What you have to do: Retype every entry in its entirety, without alteration.

§ §

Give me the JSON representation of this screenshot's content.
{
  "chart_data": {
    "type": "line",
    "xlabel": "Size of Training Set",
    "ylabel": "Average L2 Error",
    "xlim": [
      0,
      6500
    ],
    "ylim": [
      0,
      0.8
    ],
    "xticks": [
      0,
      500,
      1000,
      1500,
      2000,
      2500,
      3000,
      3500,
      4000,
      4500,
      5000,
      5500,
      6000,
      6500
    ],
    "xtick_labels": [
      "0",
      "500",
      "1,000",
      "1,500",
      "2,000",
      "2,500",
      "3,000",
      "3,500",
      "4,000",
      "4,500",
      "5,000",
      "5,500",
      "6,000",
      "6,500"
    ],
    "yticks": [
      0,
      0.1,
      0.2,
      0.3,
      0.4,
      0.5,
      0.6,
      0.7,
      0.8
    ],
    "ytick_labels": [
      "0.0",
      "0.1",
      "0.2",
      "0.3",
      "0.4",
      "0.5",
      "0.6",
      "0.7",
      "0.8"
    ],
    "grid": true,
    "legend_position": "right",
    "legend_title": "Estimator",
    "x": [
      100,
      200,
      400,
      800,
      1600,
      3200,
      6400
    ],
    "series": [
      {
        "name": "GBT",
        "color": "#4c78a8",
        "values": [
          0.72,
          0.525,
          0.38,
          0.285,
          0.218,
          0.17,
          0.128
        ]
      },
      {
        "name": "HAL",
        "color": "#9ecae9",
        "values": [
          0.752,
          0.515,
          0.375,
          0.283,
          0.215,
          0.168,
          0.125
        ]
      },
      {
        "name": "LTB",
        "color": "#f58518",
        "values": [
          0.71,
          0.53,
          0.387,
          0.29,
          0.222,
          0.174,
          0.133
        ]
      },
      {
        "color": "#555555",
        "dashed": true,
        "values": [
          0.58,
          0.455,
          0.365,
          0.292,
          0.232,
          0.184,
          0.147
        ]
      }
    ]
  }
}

§ §

Result of this exercise:
Give me the JSON representation of this screenshot's content.
{
  "chart_data": {
    "type": "line",
    "xlabel": "Size of Training Set",
    "ylabel": "Average L2 Error",
    "xlim": [
      0,
      6500
    ],
    "ylim": [
      0,
      0.8
    ],
    "xticks": [
      0,
      500,
      1000,
      1500,
      2000,
      2500,
      3000,
      3500,
      4000,
      4500,
      5000,
      5500,
      6000,
      6500
    ],
    "xtick_labels": [
      "0",
      "500",
      "1,000",
      "1,500",
      "2,000",
      "2,500",
      "3,000",
      "3,500",
      "4,000",
      "4,500",
      "5,000",
      "5,500",
      "6,000",
      "6,500"
    ],
    "yticks": [
      0,
      0.1,
      0.2,
      0.3,
      0.4,
      0.5,
      0.6,
      0.7,
      0.8
    ],
    "ytick_labels": [
      "0.0",
      "0.1",
      "0.2",
      "0.3",
      "0.4",
      "0.5",
      "0.6",
      "0.7",
      "0.8"
    ],
    "grid": true,
    "legend_position": "right",
    "legend_title": "Estimator",
    "x": [
      100,
      200,
      400,
      800,
      1600,
      3200,
      6400
    ],
    "series": [
      {
        "name": "GBT",
        "color": "#4c78a8",
        "values": [
          0.72,
          0.525,
          0.38,
          0.285,
          0.218,
          0.17,
          0.128
        ]
      },
      {
        "name": "HAL",
        "color": "#9ecae9",
        "values": [
          0.752,
          0.515,
          0.375,
          0.283,
          0.215,
          0.168,
          0.125
        ]
      },
      {
        "name": "LTB",
        "color": "#f58518",
        "values": [
          0.71,
          0.53,
          0.387,
          0.29,
          0.222,
          0.174,
          0.133
        ]
      },
      {
        "color": "#555555",
        "dashed": true,
        "values": [
          0.58,
          0.455,
          0.365,
          0.292,
          0.232,
          0.184,
          0.147
        ]
      }
    ]
  }
}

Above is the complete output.